BEGIN Rows

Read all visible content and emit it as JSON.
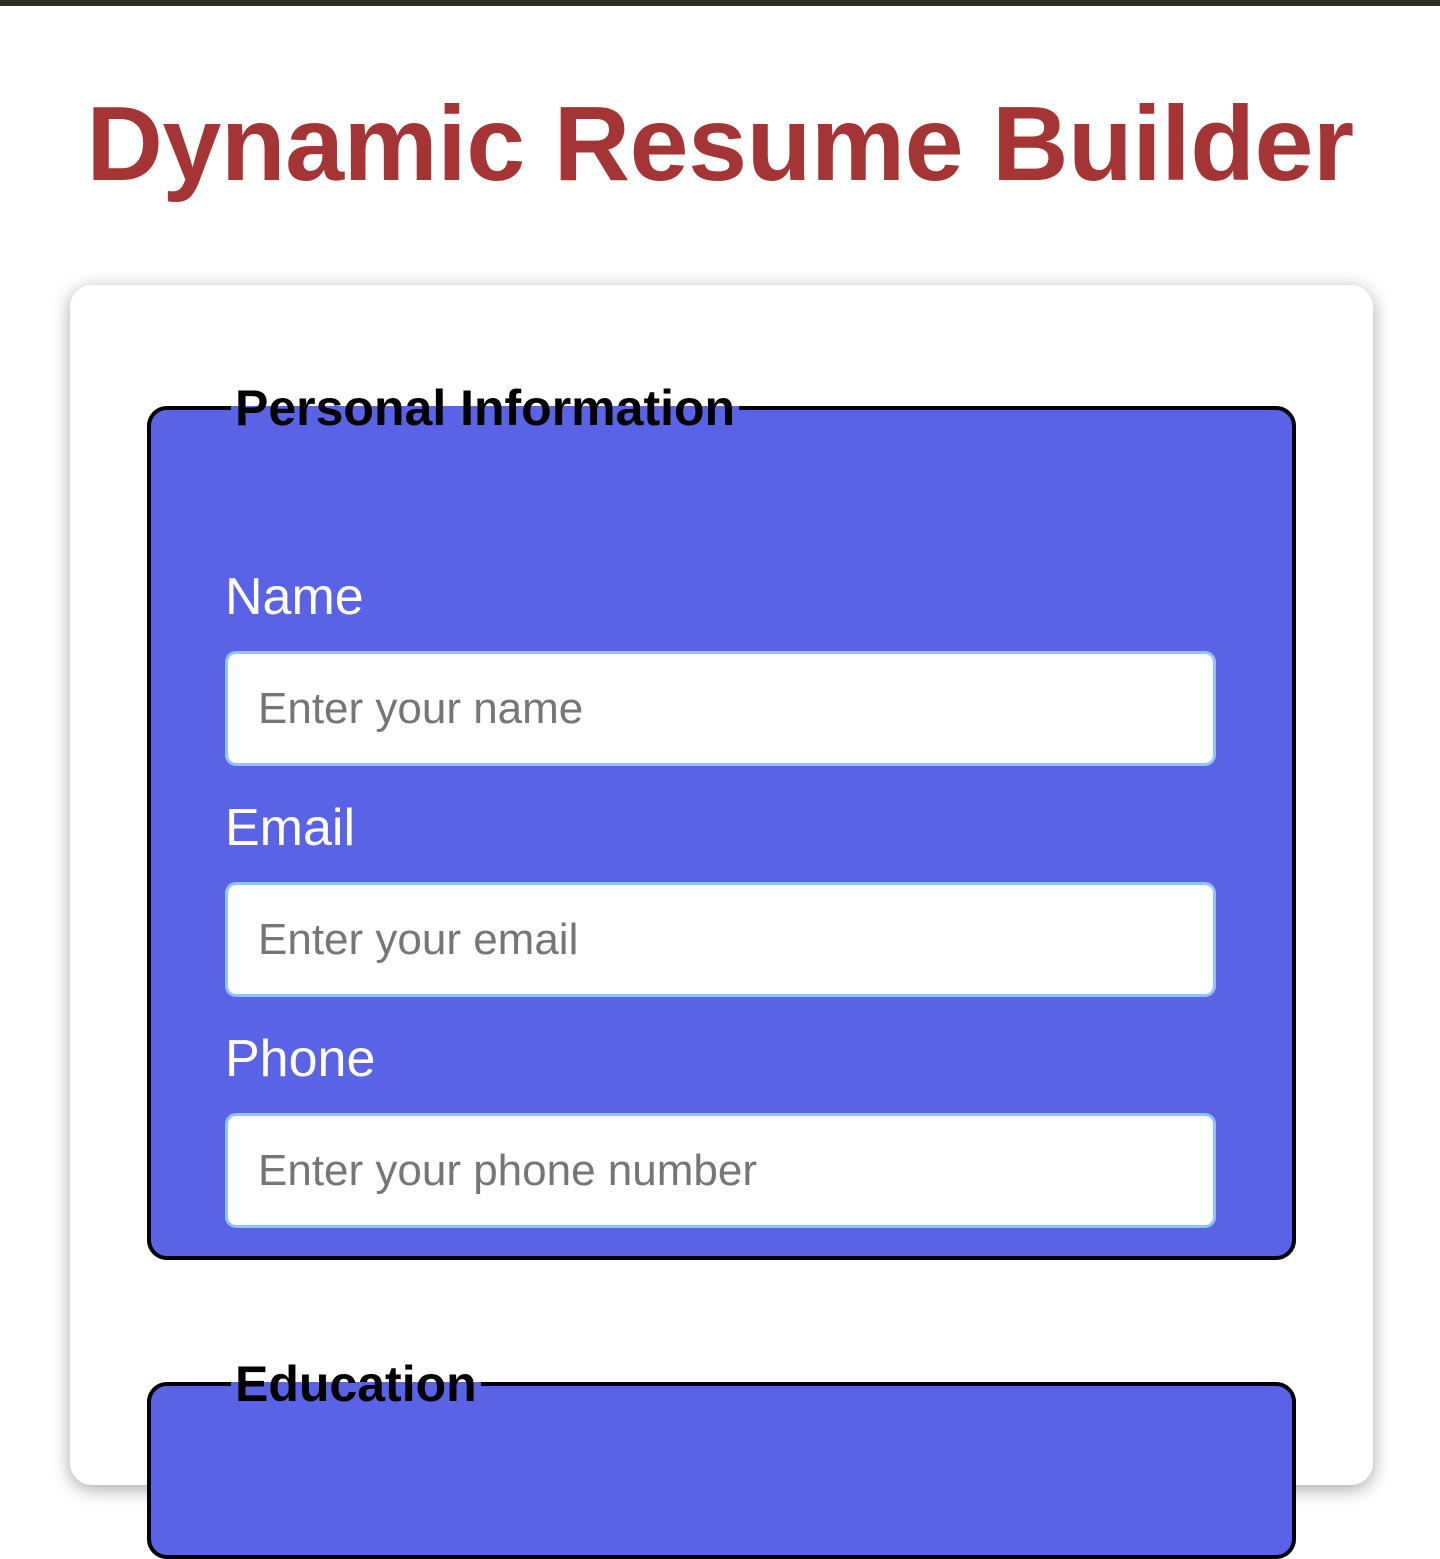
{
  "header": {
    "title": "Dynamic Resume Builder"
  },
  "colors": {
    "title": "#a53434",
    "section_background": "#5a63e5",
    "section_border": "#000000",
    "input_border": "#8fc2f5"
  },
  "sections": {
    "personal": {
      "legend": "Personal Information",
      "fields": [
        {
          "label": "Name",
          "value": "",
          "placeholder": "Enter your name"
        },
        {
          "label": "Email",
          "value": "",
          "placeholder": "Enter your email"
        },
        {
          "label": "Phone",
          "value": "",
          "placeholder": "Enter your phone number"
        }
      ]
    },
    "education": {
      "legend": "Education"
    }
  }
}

END Rows

### Written instruction
Repeat the records above verbatim, with no pictures in the result.

### Answer to the problem
Read all visible content and emit it as JSON.
{
  "header": {
    "title": "Dynamic Resume Builder"
  },
  "colors": {
    "title": "#a53434",
    "section_background": "#5a63e5",
    "section_border": "#000000",
    "input_border": "#8fc2f5"
  },
  "sections": {
    "personal": {
      "legend": "Personal Information",
      "fields": [
        {
          "label": "Name",
          "value": "",
          "placeholder": "Enter your name"
        },
        {
          "label": "Email",
          "value": "",
          "placeholder": "Enter your email"
        },
        {
          "label": "Phone",
          "value": "",
          "placeholder": "Enter your phone number"
        }
      ]
    },
    "education": {
      "legend": "Education"
    }
  }
}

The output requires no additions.